> [THE REQUEST] The records that follow need to be output exactly as they are.

> [DATA TO PROCESS]
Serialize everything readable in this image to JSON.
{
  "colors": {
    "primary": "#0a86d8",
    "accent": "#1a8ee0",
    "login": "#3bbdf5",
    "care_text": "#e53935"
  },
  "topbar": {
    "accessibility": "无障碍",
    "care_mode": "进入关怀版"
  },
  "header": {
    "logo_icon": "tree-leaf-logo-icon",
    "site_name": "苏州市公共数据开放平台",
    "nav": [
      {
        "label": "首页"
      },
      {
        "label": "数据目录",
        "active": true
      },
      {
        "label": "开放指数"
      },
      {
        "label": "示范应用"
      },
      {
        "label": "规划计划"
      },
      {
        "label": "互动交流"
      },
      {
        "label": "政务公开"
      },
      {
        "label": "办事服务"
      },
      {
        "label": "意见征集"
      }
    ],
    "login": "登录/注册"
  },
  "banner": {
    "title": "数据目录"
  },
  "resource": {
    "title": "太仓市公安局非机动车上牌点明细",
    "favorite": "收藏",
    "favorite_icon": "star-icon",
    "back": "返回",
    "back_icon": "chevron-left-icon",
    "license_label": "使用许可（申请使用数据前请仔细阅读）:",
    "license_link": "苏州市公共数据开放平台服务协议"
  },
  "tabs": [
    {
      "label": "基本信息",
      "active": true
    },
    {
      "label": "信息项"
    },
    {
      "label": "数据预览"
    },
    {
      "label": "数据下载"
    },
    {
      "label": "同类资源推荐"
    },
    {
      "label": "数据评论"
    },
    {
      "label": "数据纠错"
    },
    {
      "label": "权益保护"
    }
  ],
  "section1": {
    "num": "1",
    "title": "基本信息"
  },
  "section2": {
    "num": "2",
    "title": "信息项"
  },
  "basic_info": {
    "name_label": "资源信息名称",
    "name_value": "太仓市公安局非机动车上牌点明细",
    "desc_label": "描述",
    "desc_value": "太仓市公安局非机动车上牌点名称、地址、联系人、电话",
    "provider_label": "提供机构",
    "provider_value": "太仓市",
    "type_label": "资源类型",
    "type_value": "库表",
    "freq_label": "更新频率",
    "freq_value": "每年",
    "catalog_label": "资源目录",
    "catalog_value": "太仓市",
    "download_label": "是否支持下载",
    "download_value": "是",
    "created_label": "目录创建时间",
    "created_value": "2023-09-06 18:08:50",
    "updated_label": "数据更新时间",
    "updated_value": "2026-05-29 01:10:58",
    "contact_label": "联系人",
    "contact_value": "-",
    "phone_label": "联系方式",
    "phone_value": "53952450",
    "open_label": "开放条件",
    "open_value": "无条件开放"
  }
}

> [TASK ANSWER]
Serialize everything readable in this image to JSON.
{
  "colors": {
    "primary": "#0a86d8",
    "accent": "#1a8ee0",
    "login": "#3bbdf5",
    "care_text": "#e53935"
  },
  "topbar": {
    "accessibility": "无障碍",
    "care_mode": "进入关怀版"
  },
  "header": {
    "logo_icon": "tree-leaf-logo-icon",
    "site_name": "苏州市公共数据开放平台",
    "nav": [
      {
        "label": "首页"
      },
      {
        "label": "数据目录",
        "active": true
      },
      {
        "label": "开放指数"
      },
      {
        "label": "示范应用"
      },
      {
        "label": "规划计划"
      },
      {
        "label": "互动交流"
      },
      {
        "label": "政务公开"
      },
      {
        "label": "办事服务"
      },
      {
        "label": "意见征集"
      }
    ],
    "login": "登录/注册"
  },
  "banner": {
    "title": "数据目录"
  },
  "resource": {
    "title": "太仓市公安局非机动车上牌点明细",
    "favorite": "收藏",
    "favorite_icon": "star-icon",
    "back": "返回",
    "back_icon": "chevron-left-icon",
    "license_label": "使用许可（申请使用数据前请仔细阅读）:",
    "license_link": "苏州市公共数据开放平台服务协议"
  },
  "tabs": [
    {
      "label": "基本信息",
      "active": true
    },
    {
      "label": "信息项"
    },
    {
      "label": "数据预览"
    },
    {
      "label": "数据下载"
    },
    {
      "label": "同类资源推荐"
    },
    {
      "label": "数据评论"
    },
    {
      "label": "数据纠错"
    },
    {
      "label": "权益保护"
    }
  ],
  "section1": {
    "num": "1",
    "title": "基本信息"
  },
  "section2": {
    "num": "2",
    "title": "信息项"
  },
  "basic_info": {
    "name_label": "资源信息名称",
    "name_value": "太仓市公安局非机动车上牌点明细",
    "desc_label": "描述",
    "desc_value": "太仓市公安局非机动车上牌点名称、地址、联系人、电话",
    "provider_label": "提供机构",
    "provider_value": "太仓市",
    "type_label": "资源类型",
    "type_value": "库表",
    "freq_label": "更新频率",
    "freq_value": "每年",
    "catalog_label": "资源目录",
    "catalog_value": "太仓市",
    "download_label": "是否支持下载",
    "download_value": "是",
    "created_label": "目录创建时间",
    "created_value": "2023-09-06 18:08:50",
    "updated_label": "数据更新时间",
    "updated_value": "2026-05-29 01:10:58",
    "contact_label": "联系人",
    "contact_value": "-",
    "phone_label": "联系方式",
    "phone_value": "53952450",
    "open_label": "开放条件",
    "open_value": "无条件开放"
  }
}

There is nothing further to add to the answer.